Collected data entries:
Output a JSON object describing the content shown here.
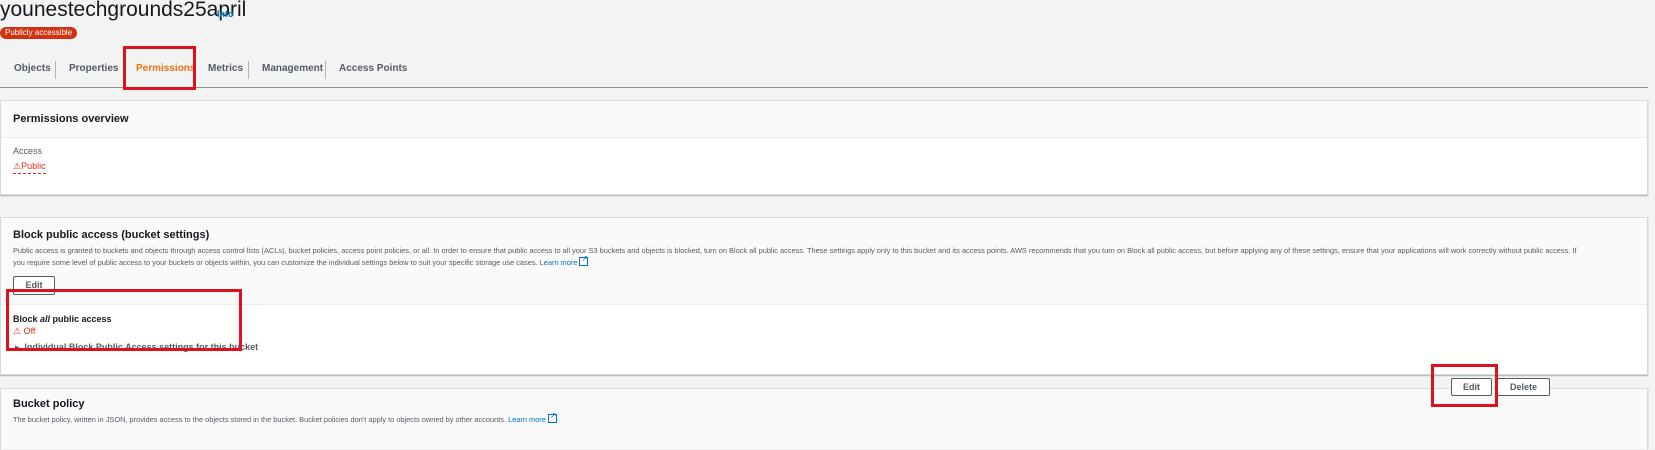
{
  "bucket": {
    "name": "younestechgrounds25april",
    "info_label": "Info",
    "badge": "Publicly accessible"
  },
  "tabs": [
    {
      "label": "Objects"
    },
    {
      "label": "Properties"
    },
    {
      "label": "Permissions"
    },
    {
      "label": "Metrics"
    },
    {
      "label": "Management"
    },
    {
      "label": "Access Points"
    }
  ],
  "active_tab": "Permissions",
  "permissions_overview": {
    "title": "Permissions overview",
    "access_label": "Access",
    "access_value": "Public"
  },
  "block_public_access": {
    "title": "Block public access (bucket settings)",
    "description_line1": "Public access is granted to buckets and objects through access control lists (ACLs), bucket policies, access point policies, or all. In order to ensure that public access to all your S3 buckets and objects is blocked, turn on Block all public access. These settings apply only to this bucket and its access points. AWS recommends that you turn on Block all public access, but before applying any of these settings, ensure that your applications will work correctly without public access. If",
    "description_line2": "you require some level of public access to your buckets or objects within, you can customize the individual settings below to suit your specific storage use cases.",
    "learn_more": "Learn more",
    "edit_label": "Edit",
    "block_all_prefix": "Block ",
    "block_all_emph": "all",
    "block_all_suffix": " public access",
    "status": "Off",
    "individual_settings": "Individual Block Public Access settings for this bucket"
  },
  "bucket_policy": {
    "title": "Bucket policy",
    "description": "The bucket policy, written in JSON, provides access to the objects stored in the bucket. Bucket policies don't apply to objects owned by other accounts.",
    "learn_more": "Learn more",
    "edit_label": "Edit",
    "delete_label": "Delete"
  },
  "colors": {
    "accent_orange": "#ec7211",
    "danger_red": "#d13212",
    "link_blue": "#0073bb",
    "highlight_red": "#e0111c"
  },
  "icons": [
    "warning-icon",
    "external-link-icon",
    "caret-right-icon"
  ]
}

* [STATED TASK]:
The records above must be transcribed exactly. Pictures are left out of the copy.

* [COMPLETED EXERCISE]:
Output a JSON object describing the content shown here.
{
  "bucket": {
    "name": "younestechgrounds25april",
    "info_label": "Info",
    "badge": "Publicly accessible"
  },
  "tabs": [
    {
      "label": "Objects"
    },
    {
      "label": "Properties"
    },
    {
      "label": "Permissions"
    },
    {
      "label": "Metrics"
    },
    {
      "label": "Management"
    },
    {
      "label": "Access Points"
    }
  ],
  "active_tab": "Permissions",
  "permissions_overview": {
    "title": "Permissions overview",
    "access_label": "Access",
    "access_value": "Public"
  },
  "block_public_access": {
    "title": "Block public access (bucket settings)",
    "description_line1": "Public access is granted to buckets and objects through access control lists (ACLs), bucket policies, access point policies, or all. In order to ensure that public access to all your S3 buckets and objects is blocked, turn on Block all public access. These settings apply only to this bucket and its access points. AWS recommends that you turn on Block all public access, but before applying any of these settings, ensure that your applications will work correctly without public access. If",
    "description_line2": "you require some level of public access to your buckets or objects within, you can customize the individual settings below to suit your specific storage use cases.",
    "learn_more": "Learn more",
    "edit_label": "Edit",
    "block_all_prefix": "Block ",
    "block_all_emph": "all",
    "block_all_suffix": " public access",
    "status": "Off",
    "individual_settings": "Individual Block Public Access settings for this bucket"
  },
  "bucket_policy": {
    "title": "Bucket policy",
    "description": "The bucket policy, written in JSON, provides access to the objects stored in the bucket. Bucket policies don't apply to objects owned by other accounts.",
    "learn_more": "Learn more",
    "edit_label": "Edit",
    "delete_label": "Delete"
  },
  "colors": {
    "accent_orange": "#ec7211",
    "danger_red": "#d13212",
    "link_blue": "#0073bb",
    "highlight_red": "#e0111c"
  },
  "icons": [
    "warning-icon",
    "external-link-icon",
    "caret-right-icon"
  ]
}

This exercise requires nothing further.